Stored records:
-- START --
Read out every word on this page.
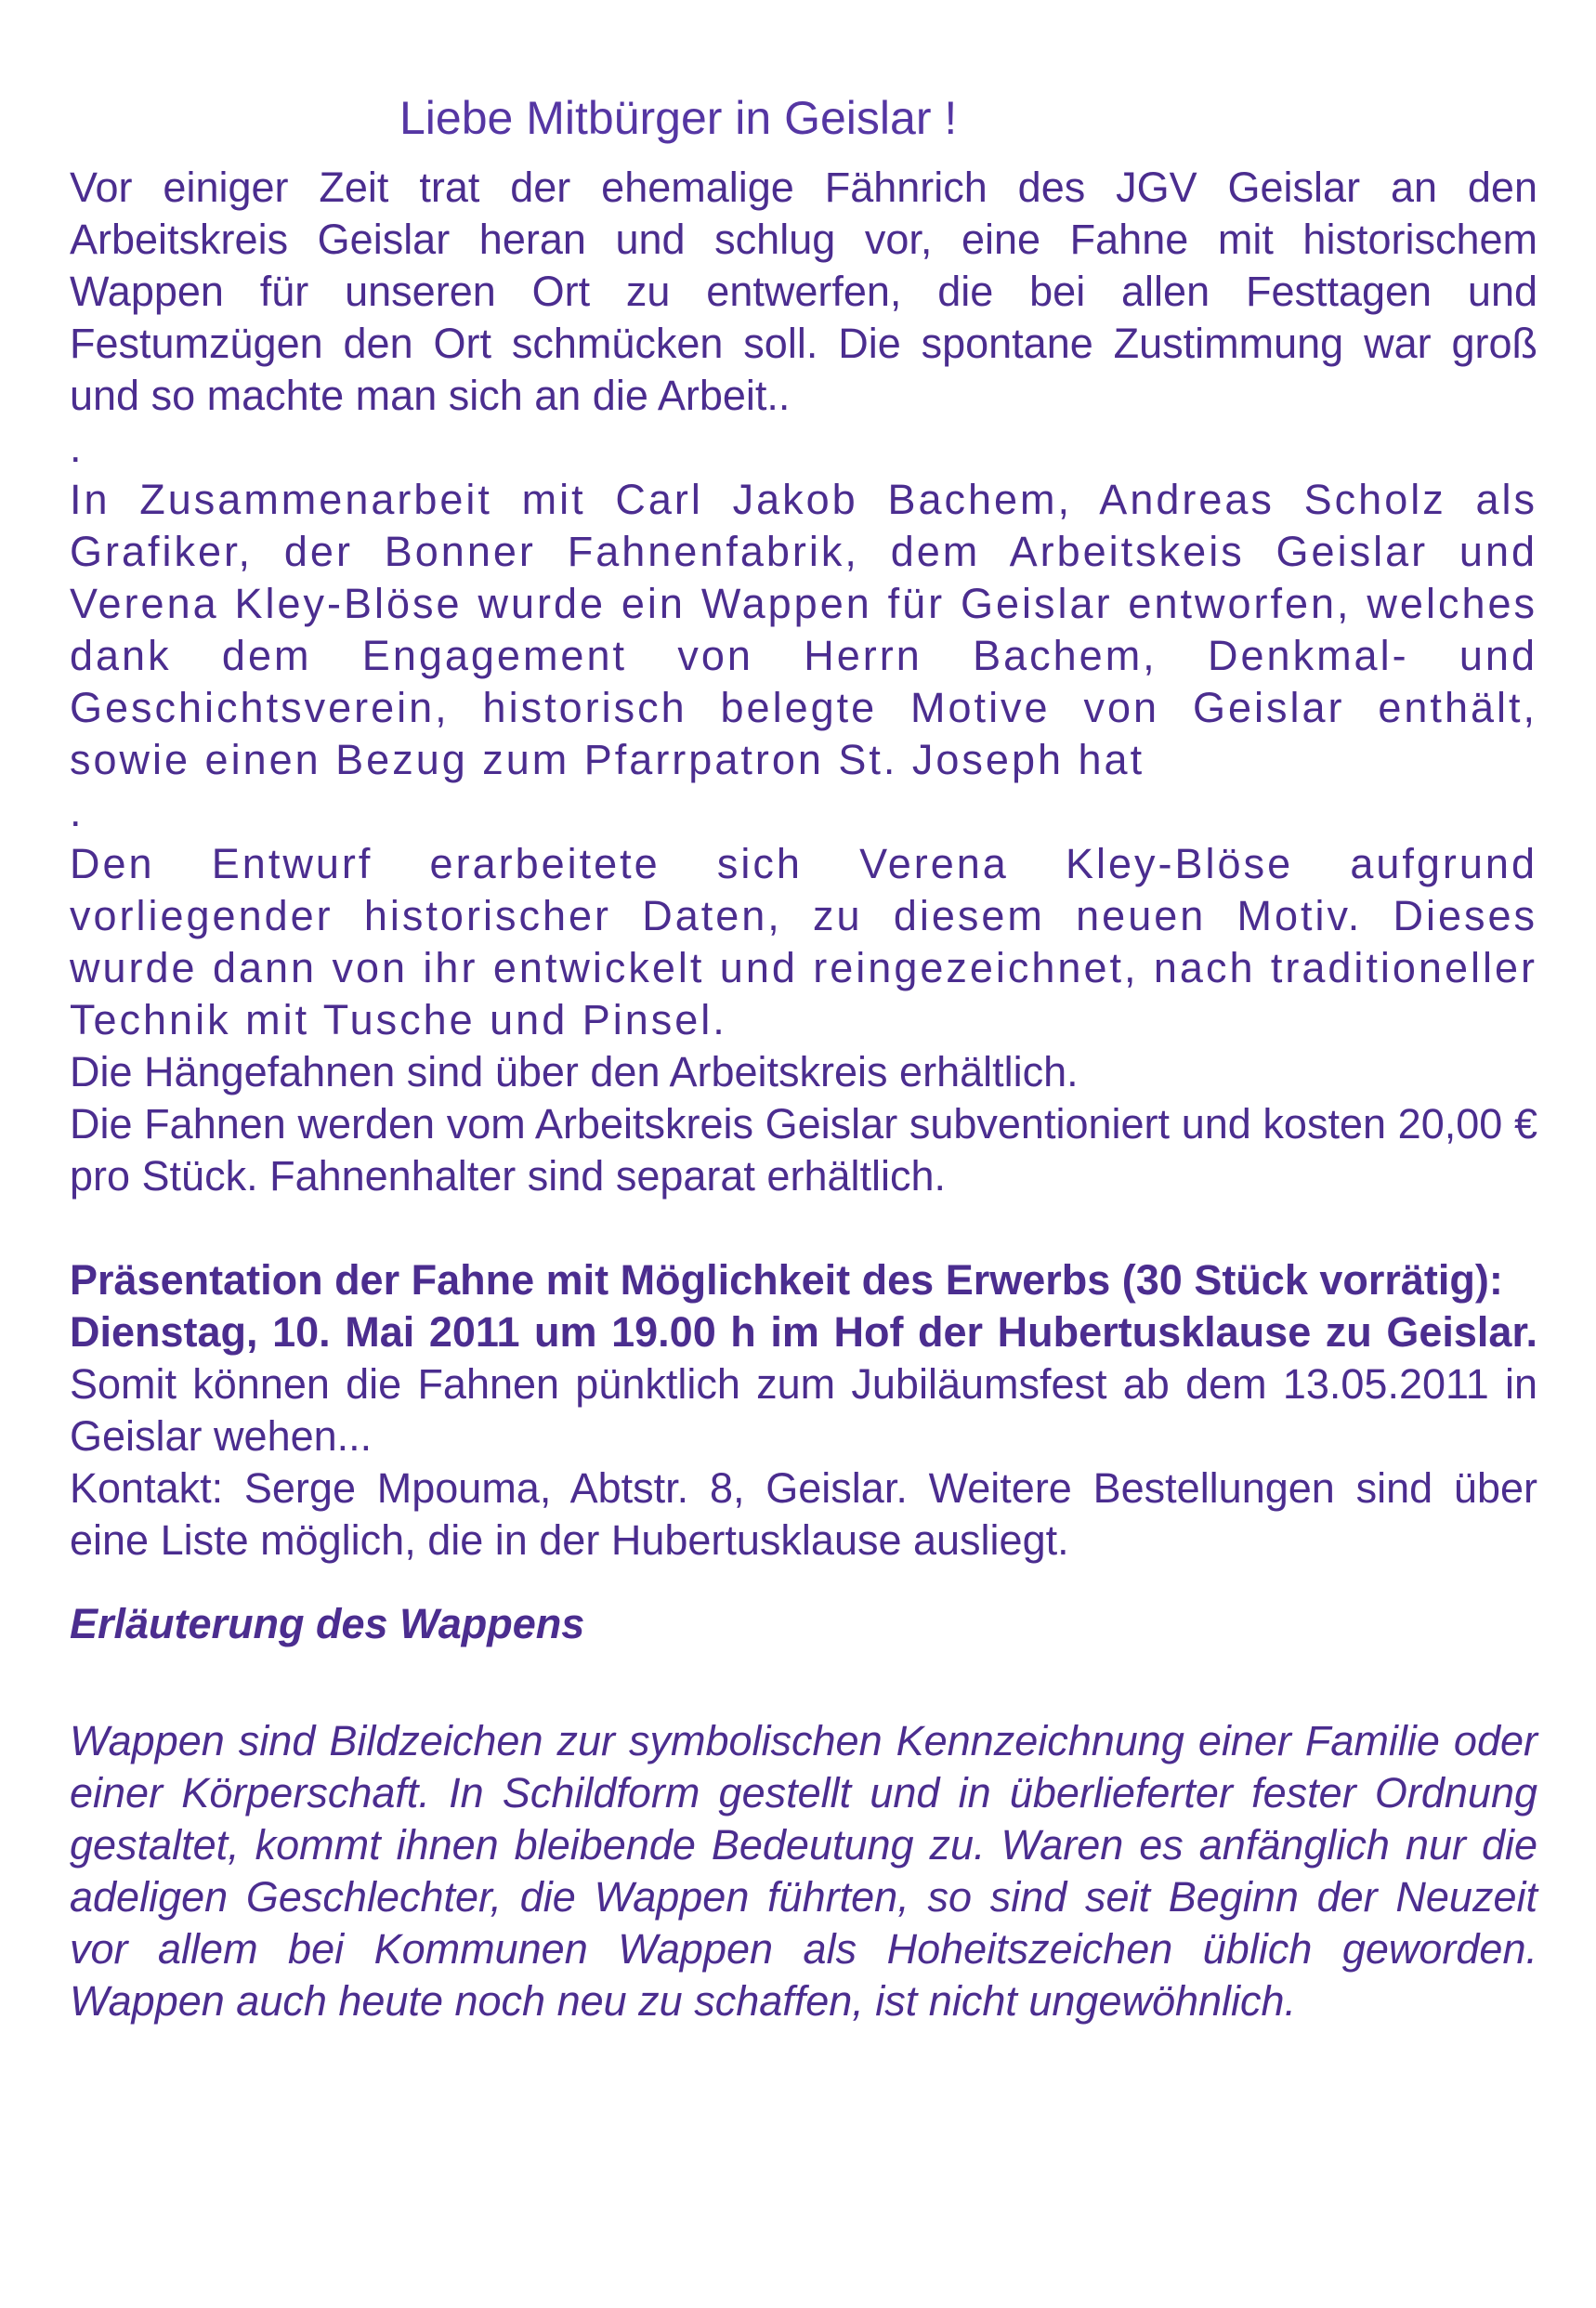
Liebe Mitbürger in Geislar !

Vor einiger Zeit trat der ehemalige Fähnrich des JGV Geislar an den Arbeitskreis Geislar heran und schlug vor, eine Fahne mit historischem Wappen für unseren Ort zu entwerfen, die bei allen Festtagen und Festumzügen den Ort schmücken soll. Die spontane Zustimmung war groß und so machte man sich an die Arbeit..

.

In Zusammenarbeit mit Carl Jakob Bachem, Andreas Scholz als Grafiker, der Bonner Fahnenfabrik, dem Arbeitskeis Geislar und Verena Kley-Blöse wurde ein Wappen für Geislar entworfen, welches dank dem Engagement von Herrn Bachem, Denkmal- und Geschichtsverein, historisch belegte Motive von Geislar enthält, sowie einen Bezug zum Pfarrpatron St. Joseph hat

.

Den Entwurf erarbeitete sich Verena Kley-Blöse aufgrund vorliegender historischer Daten, zu diesem neuen Motiv. Dieses wurde dann von ihr entwickelt und reingezeichnet, nach traditioneller Technik mit Tusche und Pinsel.

Die Hängefahnen sind über den Arbeitskreis erhältlich.

Die Fahnen werden vom Arbeitskreis Geislar subventioniert und kosten 20,00 € pro Stück. Fahnenhalter sind separat erhältlich.

Präsentation der Fahne mit Möglichkeit des Erwerbs (30 Stück vorrätig):

Dienstag, 10. Mai 2011 um 19.00 h im Hof der Hubertusklause zu Geislar. Somit können die Fahnen pünktlich zum Jubiläumsfest ab dem 13.05.2011 in Geislar wehen...

Kontakt: Serge Mpouma, Abtstr. 8, Geislar. Weitere Bestellungen sind über eine Liste möglich, die in der Hubertusklause ausliegt.

Erläuterung des Wappens

Wappen sind Bildzeichen zur symbolischen Kennzeichnung einer Familie oder einer Körperschaft. In Schildform gestellt und in überlieferter fester Ordnung gestaltet, kommt ihnen bleibende Bedeutung zu. Waren es anfänglich nur die adeligen Geschlechter, die Wappen führten, so sind seit Beginn der Neuzeit vor allem bei Kommunen Wappen als Hoheitszeichen üblich geworden. Wappen auch heute noch neu zu schaffen, ist nicht ungewöhnlich.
-- END --
WHAT THE TASK ASKS - Go through the entries above and print each one exactly, minus the pictures.

FINISHED TASK -
Read out every word on this page.
Liebe Mitbürger in Geislar !

Vor einiger Zeit trat der ehemalige Fähnrich des JGV Geislar an den Arbeitskreis Geislar heran und schlug vor, eine Fahne mit historischem Wappen für unseren Ort zu entwerfen, die bei allen Festtagen und Festumzügen den Ort schmücken soll. Die spontane Zustimmung war groß und so machte man sich an die Arbeit..

.

In Zusammenarbeit mit Carl Jakob Bachem, Andreas Scholz als Grafiker, der Bonner Fahnenfabrik, dem Arbeitskeis Geislar und Verena Kley-Blöse wurde ein Wappen für Geislar entworfen, welches dank dem Engagement von Herrn Bachem, Denkmal- und Geschichtsverein, historisch belegte Motive von Geislar enthält, sowie einen Bezug zum Pfarrpatron St. Joseph hat

.

Den Entwurf erarbeitete sich Verena Kley-Blöse aufgrund vorliegender historischer Daten, zu diesem neuen Motiv. Dieses wurde dann von ihr entwickelt und reingezeichnet, nach traditioneller Technik mit Tusche und Pinsel.

Die Hängefahnen sind über den Arbeitskreis erhältlich.

Die Fahnen werden vom Arbeitskreis Geislar subventioniert und kosten 20,00 € pro Stück. Fahnenhalter sind separat erhältlich.

Präsentation der Fahne mit Möglichkeit des Erwerbs (30 Stück vorrätig):

Dienstag, 10. Mai 2011 um 19.00 h im Hof der Hubertusklause zu Geislar. Somit können die Fahnen pünktlich zum Jubiläumsfest ab dem 13.05.2011 in Geislar wehen...

Kontakt: Serge Mpouma, Abtstr. 8, Geislar. Weitere Bestellungen sind über eine Liste möglich, die in der Hubertusklause ausliegt.

Erläuterung des Wappens

Wappen sind Bildzeichen zur symbolischen Kennzeichnung einer Familie oder einer Körperschaft. In Schildform gestellt und in überlieferter fester Ordnung gestaltet, kommt ihnen bleibende Bedeutung zu. Waren es anfänglich nur die adeligen Geschlechter, die Wappen führten, so sind seit Beginn der Neuzeit vor allem bei Kommunen Wappen als Hoheitszeichen üblich geworden. Wappen auch heute noch neu zu schaffen, ist nicht ungewöhnlich.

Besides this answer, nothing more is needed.